**Exercise description:** Exactly as given, repeat all of the entries.

#### Provided data

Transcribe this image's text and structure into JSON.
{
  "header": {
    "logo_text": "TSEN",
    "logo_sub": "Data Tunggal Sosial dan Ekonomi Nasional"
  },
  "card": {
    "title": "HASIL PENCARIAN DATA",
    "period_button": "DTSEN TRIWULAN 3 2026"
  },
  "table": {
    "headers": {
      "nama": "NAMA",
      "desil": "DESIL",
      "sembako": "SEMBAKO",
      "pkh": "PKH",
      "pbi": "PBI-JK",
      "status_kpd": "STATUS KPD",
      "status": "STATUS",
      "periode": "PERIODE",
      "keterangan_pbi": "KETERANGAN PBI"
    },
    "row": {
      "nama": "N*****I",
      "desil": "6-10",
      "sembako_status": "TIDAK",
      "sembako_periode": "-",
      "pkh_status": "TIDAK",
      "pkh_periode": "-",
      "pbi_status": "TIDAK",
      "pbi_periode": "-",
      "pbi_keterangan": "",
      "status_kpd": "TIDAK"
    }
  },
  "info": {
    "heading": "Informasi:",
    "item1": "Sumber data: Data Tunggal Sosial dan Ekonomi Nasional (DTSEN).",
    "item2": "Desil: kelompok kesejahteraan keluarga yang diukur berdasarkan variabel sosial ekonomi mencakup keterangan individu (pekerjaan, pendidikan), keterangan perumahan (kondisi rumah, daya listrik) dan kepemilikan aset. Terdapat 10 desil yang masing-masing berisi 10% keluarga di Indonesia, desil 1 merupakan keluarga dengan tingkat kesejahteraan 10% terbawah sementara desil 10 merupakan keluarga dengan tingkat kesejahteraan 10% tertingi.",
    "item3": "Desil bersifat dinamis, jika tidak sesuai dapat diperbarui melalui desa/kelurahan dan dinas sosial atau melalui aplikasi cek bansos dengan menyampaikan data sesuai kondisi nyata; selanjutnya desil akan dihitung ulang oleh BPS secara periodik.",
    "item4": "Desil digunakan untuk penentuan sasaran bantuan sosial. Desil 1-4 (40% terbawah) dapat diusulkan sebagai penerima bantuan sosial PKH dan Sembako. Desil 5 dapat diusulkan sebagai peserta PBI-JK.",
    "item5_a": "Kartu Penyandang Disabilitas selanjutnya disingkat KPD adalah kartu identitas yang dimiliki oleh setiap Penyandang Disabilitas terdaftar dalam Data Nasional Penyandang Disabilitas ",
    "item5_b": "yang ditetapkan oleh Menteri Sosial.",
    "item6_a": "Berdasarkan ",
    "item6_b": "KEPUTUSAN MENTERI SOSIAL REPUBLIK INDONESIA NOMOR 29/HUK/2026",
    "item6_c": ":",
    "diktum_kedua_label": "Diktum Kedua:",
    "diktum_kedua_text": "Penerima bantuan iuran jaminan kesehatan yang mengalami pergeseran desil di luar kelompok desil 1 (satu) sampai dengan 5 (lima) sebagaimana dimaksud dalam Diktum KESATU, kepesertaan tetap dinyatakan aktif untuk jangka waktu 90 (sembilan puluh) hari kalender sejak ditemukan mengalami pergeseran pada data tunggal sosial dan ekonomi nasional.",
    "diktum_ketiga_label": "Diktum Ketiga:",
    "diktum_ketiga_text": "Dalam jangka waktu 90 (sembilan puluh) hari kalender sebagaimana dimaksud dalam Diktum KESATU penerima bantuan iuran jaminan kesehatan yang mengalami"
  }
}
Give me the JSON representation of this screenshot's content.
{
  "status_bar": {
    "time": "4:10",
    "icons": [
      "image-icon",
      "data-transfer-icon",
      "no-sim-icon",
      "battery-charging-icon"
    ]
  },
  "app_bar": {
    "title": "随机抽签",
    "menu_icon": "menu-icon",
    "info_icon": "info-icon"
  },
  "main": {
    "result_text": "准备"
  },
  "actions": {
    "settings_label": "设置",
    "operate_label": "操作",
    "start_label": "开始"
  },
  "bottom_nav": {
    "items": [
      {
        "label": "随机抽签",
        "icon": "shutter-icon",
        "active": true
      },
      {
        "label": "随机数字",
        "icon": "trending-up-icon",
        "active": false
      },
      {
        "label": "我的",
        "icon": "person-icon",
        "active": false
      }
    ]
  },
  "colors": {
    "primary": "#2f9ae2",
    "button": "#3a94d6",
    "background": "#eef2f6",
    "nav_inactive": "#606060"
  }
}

########

**Solution:**
Transcribe this image's text and structure into JSON.
{
  "header": {
    "logo_text": "TSEN",
    "logo_sub": "Data Tunggal Sosial dan Ekonomi Nasional"
  },
  "card": {
    "title": "HASIL PENCARIAN DATA",
    "period_button": "DTSEN TRIWULAN 3 2026"
  },
  "table": {
    "headers": {
      "nama": "NAMA",
      "desil": "DESIL",
      "sembako": "SEMBAKO",
      "pkh": "PKH",
      "pbi": "PBI-JK",
      "status_kpd": "STATUS KPD",
      "status": "STATUS",
      "periode": "PERIODE",
      "keterangan_pbi": "KETERANGAN PBI"
    },
    "row": {
      "nama": "N*****I",
      "desil": "6-10",
      "sembako_status": "TIDAK",
      "sembako_periode": "-",
      "pkh_status": "TIDAK",
      "pkh_periode": "-",
      "pbi_status": "TIDAK",
      "pbi_periode": "-",
      "pbi_keterangan": "",
      "status_kpd": "TIDAK"
    }
  },
  "info": {
    "heading": "Informasi:",
    "item1": "Sumber data: Data Tunggal Sosial dan Ekonomi Nasional (DTSEN).",
    "item2": "Desil: kelompok kesejahteraan keluarga yang diukur berdasarkan variabel sosial ekonomi mencakup keterangan individu (pekerjaan, pendidikan), keterangan perumahan (kondisi rumah, daya listrik) dan kepemilikan aset. Terdapat 10 desil yang masing-masing berisi 10% keluarga di Indonesia, desil 1 merupakan keluarga dengan tingkat kesejahteraan 10% terbawah sementara desil 10 merupakan keluarga dengan tingkat kesejahteraan 10% tertingi.",
    "item3": "Desil bersifat dinamis, jika tidak sesuai dapat diperbarui melalui desa/kelurahan dan dinas sosial atau melalui aplikasi cek bansos dengan menyampaikan data sesuai kondisi nyata; selanjutnya desil akan dihitung ulang oleh BPS secara periodik.",
    "item4": "Desil digunakan untuk penentuan sasaran bantuan sosial. Desil 1-4 (40% terbawah) dapat diusulkan sebagai penerima bantuan sosial PKH dan Sembako. Desil 5 dapat diusulkan sebagai peserta PBI-JK.",
    "item5_a": "Kartu Penyandang Disabilitas selanjutnya disingkat KPD adalah kartu identitas yang dimiliki oleh setiap Penyandang Disabilitas terdaftar dalam Data Nasional Penyandang Disabilitas ",
    "item5_b": "yang ditetapkan oleh Menteri Sosial.",
    "item6_a": "Berdasarkan ",
    "item6_b": "KEPUTUSAN MENTERI SOSIAL REPUBLIK INDONESIA NOMOR 29/HUK/2026",
    "item6_c": ":",
    "diktum_kedua_label": "Diktum Kedua:",
    "diktum_kedua_text": "Penerima bantuan iuran jaminan kesehatan yang mengalami pergeseran desil di luar kelompok desil 1 (satu) sampai dengan 5 (lima) sebagaimana dimaksud dalam Diktum KESATU, kepesertaan tetap dinyatakan aktif untuk jangka waktu 90 (sembilan puluh) hari kalender sejak ditemukan mengalami pergeseran pada data tunggal sosial dan ekonomi nasional.",
    "diktum_ketiga_label": "Diktum Ketiga:",
    "diktum_ketiga_text": "Dalam jangka waktu 90 (sembilan puluh) hari kalender sebagaimana dimaksud dalam Diktum KESATU penerima bantuan iuran jaminan kesehatan yang mengalami"
  }
}
Give me the JSON representation of this screenshot's content.
{
  "status_bar": {
    "time": "4:10",
    "icons": [
      "image-icon",
      "data-transfer-icon",
      "no-sim-icon",
      "battery-charging-icon"
    ]
  },
  "app_bar": {
    "title": "随机抽签",
    "menu_icon": "menu-icon",
    "info_icon": "info-icon"
  },
  "main": {
    "result_text": "准备"
  },
  "actions": {
    "settings_label": "设置",
    "operate_label": "操作",
    "start_label": "开始"
  },
  "bottom_nav": {
    "items": [
      {
        "label": "随机抽签",
        "icon": "shutter-icon",
        "active": true
      },
      {
        "label": "随机数字",
        "icon": "trending-up-icon",
        "active": false
      },
      {
        "label": "我的",
        "icon": "person-icon",
        "active": false
      }
    ]
  },
  "colors": {
    "primary": "#2f9ae2",
    "button": "#3a94d6",
    "background": "#eef2f6",
    "nav_inactive": "#606060"
  }
}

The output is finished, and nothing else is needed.